Aim of the exercise: Using the records below, give the number of lines where the word "USDT" appears, with no further output.

Raw records:
^^^^

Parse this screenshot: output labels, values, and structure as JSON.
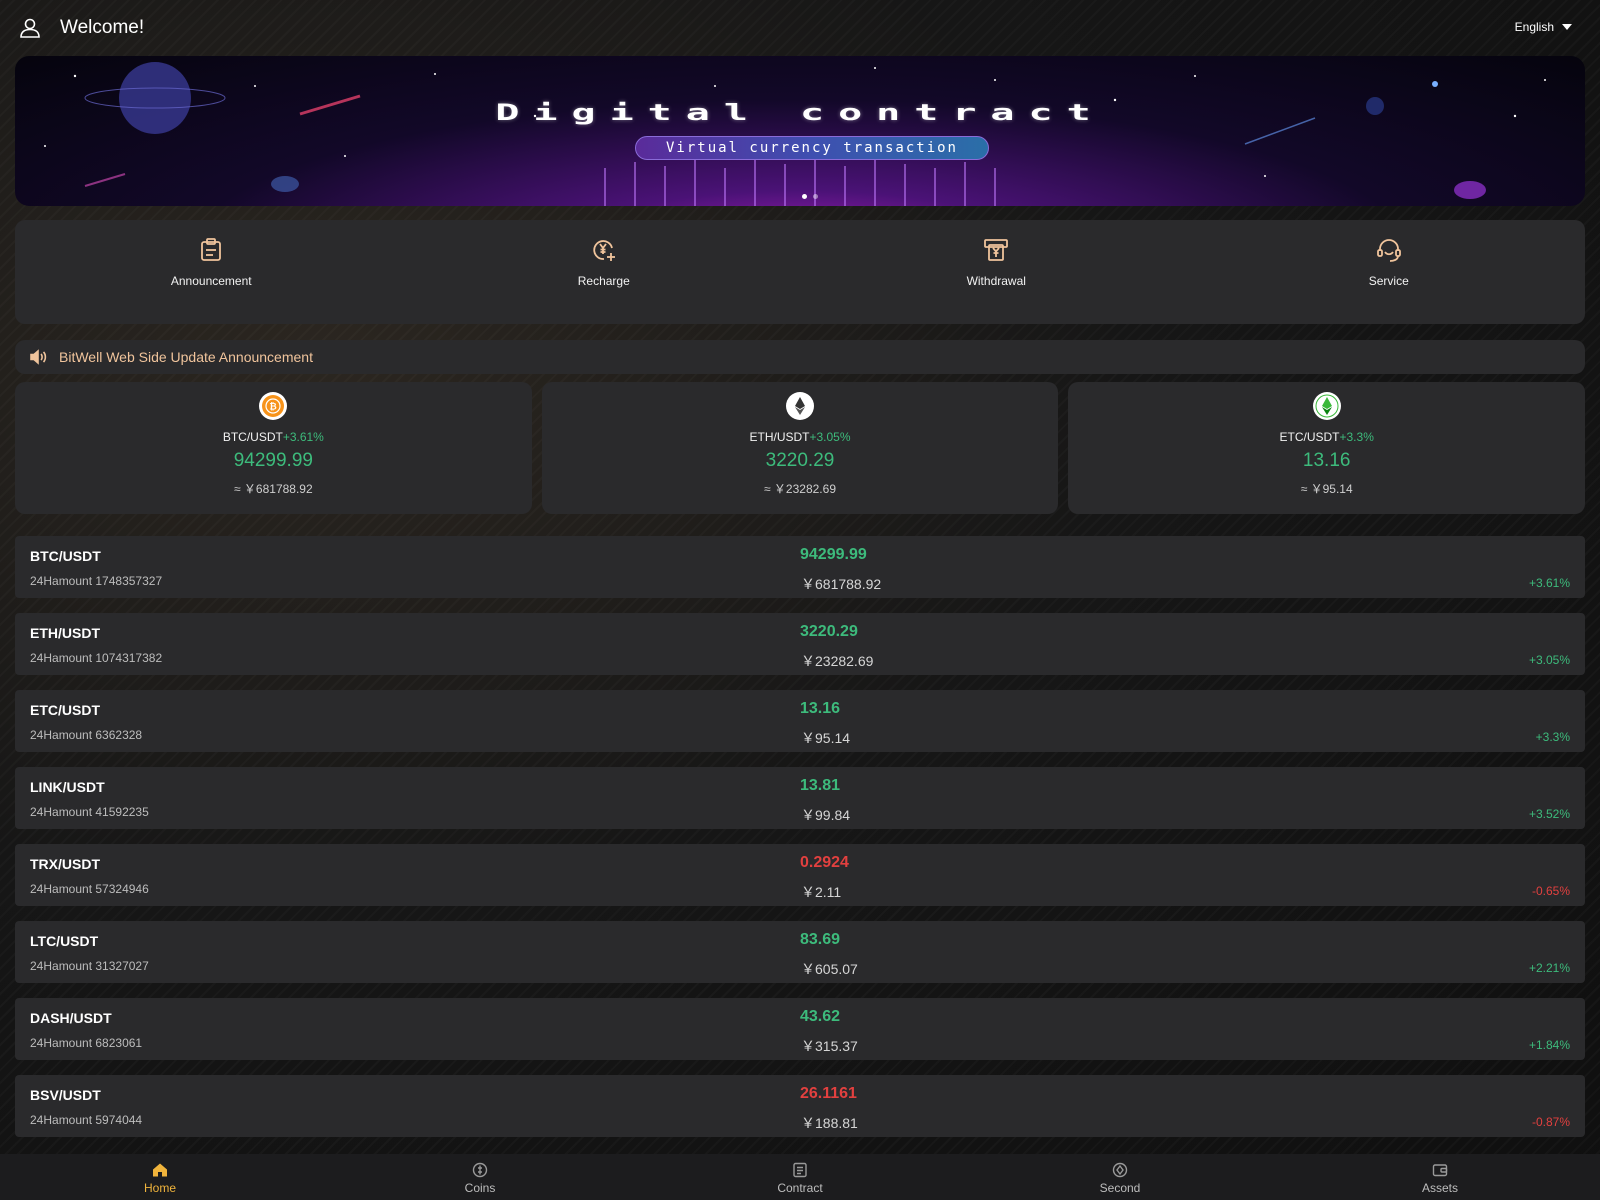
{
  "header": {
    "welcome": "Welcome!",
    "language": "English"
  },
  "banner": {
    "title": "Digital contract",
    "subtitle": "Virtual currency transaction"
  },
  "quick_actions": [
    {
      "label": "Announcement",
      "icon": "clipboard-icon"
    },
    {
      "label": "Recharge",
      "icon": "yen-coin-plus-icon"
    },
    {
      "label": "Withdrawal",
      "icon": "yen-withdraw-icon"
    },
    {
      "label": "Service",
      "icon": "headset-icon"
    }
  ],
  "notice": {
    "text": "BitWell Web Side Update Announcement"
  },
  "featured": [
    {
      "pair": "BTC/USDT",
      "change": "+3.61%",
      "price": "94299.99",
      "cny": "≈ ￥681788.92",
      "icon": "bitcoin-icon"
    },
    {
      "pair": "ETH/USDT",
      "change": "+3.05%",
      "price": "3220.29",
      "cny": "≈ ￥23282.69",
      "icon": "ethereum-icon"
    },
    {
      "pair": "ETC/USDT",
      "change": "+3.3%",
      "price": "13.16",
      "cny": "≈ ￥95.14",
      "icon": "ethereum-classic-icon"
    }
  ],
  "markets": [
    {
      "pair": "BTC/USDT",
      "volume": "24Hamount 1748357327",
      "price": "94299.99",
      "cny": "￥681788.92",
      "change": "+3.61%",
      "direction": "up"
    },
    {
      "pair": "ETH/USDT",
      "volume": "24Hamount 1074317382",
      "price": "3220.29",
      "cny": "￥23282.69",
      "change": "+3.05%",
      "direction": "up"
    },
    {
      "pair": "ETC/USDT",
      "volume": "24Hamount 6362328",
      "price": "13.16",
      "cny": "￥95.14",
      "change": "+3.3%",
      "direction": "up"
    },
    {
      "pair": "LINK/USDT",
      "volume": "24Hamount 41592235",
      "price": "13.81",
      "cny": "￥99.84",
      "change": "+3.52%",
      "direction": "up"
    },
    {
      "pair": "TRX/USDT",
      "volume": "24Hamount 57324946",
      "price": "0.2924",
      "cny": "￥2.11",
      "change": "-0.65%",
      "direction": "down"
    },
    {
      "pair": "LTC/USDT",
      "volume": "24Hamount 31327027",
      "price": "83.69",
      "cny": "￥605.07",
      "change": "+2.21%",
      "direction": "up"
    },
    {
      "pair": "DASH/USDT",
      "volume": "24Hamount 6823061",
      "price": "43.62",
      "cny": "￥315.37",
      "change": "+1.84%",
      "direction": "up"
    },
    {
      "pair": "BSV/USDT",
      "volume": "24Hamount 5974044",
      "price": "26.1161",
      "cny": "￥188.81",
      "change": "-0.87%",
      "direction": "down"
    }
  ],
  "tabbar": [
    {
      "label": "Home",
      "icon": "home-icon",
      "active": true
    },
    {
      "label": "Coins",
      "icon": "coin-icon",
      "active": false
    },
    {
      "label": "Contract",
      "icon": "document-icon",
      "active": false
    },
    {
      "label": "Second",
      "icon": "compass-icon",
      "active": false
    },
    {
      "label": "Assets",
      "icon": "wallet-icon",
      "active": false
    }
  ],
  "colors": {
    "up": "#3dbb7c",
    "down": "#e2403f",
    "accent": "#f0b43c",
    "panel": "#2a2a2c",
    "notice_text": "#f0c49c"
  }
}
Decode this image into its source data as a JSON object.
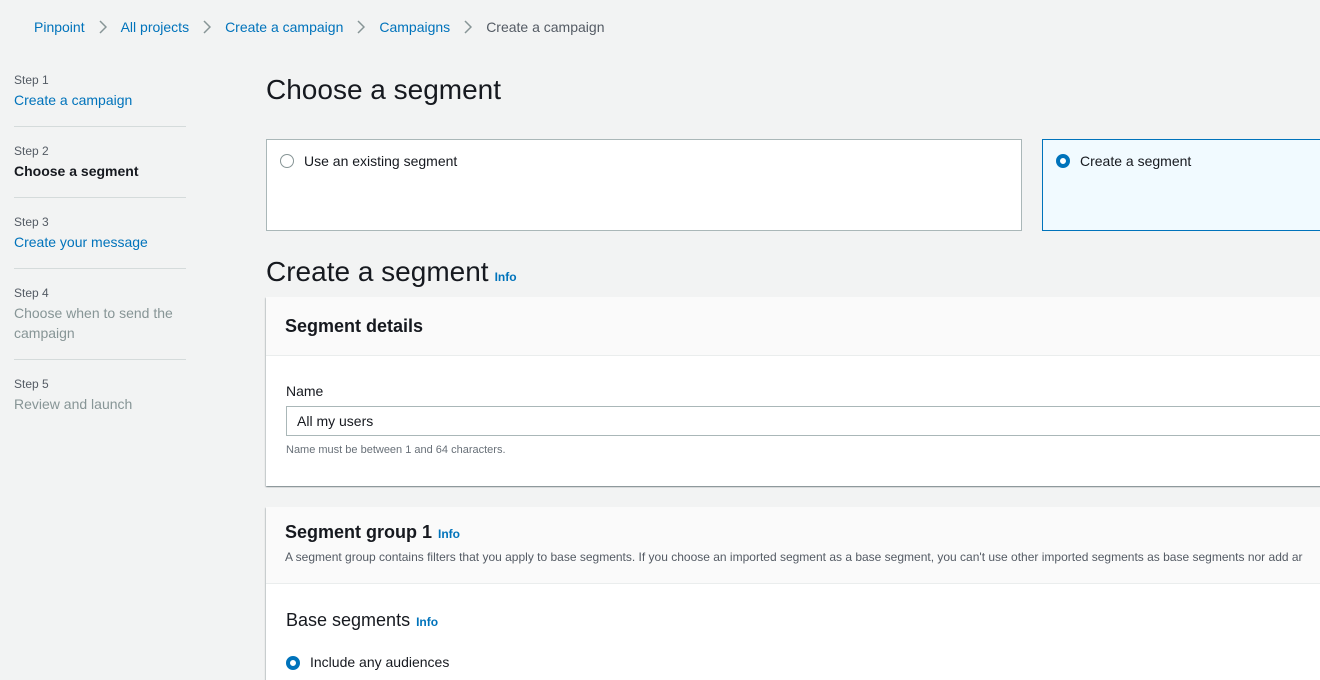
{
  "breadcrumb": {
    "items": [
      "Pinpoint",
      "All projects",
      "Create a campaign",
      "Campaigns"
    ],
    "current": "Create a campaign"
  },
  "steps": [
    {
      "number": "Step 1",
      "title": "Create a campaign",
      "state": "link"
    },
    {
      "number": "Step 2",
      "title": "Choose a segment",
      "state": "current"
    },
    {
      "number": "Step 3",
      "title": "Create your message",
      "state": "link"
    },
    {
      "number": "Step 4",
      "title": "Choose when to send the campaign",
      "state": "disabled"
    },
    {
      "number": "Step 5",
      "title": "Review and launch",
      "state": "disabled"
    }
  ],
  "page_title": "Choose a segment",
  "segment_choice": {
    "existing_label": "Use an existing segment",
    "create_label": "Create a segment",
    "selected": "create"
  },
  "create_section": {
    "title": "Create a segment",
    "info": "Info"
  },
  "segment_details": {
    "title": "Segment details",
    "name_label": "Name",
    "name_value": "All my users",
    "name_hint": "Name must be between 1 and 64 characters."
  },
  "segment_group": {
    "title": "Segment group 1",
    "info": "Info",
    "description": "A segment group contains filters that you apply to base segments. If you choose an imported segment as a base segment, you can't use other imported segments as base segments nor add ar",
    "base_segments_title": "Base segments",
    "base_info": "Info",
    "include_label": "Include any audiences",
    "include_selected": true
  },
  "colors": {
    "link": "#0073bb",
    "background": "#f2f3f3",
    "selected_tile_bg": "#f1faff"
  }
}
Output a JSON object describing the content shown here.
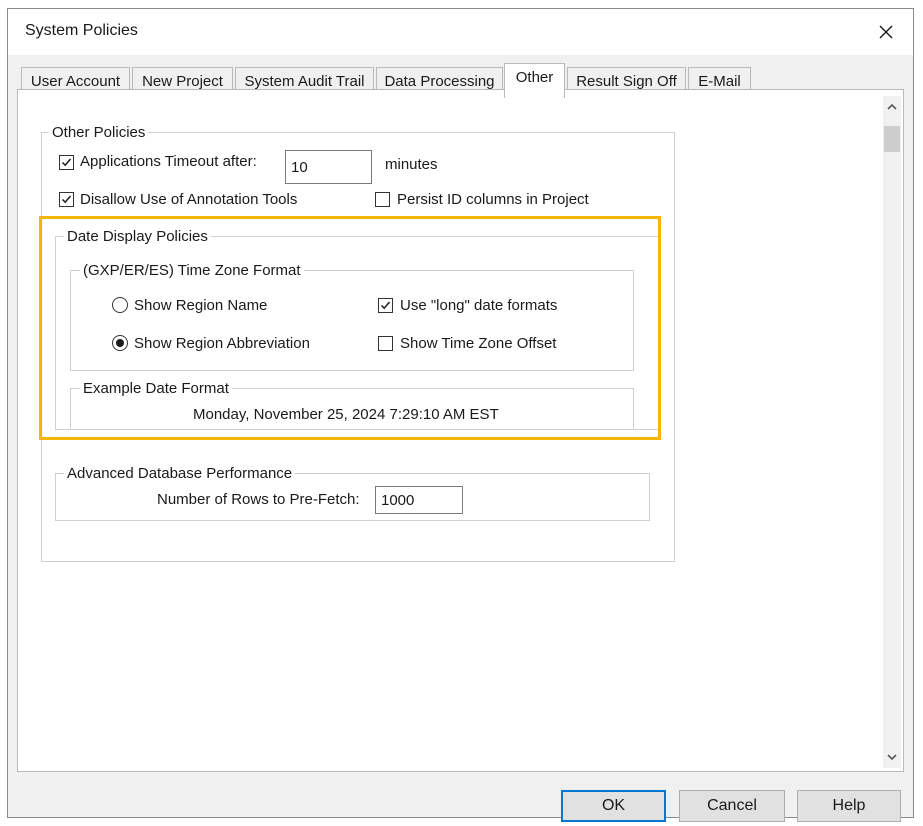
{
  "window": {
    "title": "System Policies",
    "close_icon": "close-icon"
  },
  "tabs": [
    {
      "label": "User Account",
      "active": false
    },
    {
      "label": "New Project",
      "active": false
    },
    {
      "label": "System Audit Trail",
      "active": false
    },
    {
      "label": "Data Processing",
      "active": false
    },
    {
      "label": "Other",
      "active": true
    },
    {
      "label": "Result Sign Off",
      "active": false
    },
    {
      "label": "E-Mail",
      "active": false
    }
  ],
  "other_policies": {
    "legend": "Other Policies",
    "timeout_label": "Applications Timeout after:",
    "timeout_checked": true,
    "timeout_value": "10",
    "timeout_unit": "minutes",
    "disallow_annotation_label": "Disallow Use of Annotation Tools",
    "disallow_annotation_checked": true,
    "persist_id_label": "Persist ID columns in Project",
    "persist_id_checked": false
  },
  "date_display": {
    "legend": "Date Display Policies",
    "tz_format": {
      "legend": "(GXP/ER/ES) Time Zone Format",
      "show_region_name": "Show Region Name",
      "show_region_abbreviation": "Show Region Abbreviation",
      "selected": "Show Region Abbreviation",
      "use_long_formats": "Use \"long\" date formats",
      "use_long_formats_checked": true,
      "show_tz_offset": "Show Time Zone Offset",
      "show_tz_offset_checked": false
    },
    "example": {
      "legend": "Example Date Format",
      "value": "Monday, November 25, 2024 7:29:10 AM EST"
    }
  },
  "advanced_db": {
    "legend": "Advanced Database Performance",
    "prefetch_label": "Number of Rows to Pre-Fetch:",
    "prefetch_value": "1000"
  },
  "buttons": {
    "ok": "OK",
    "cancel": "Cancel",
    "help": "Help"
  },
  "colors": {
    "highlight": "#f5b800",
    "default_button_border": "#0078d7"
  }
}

^^^^

Result for this exercise: 11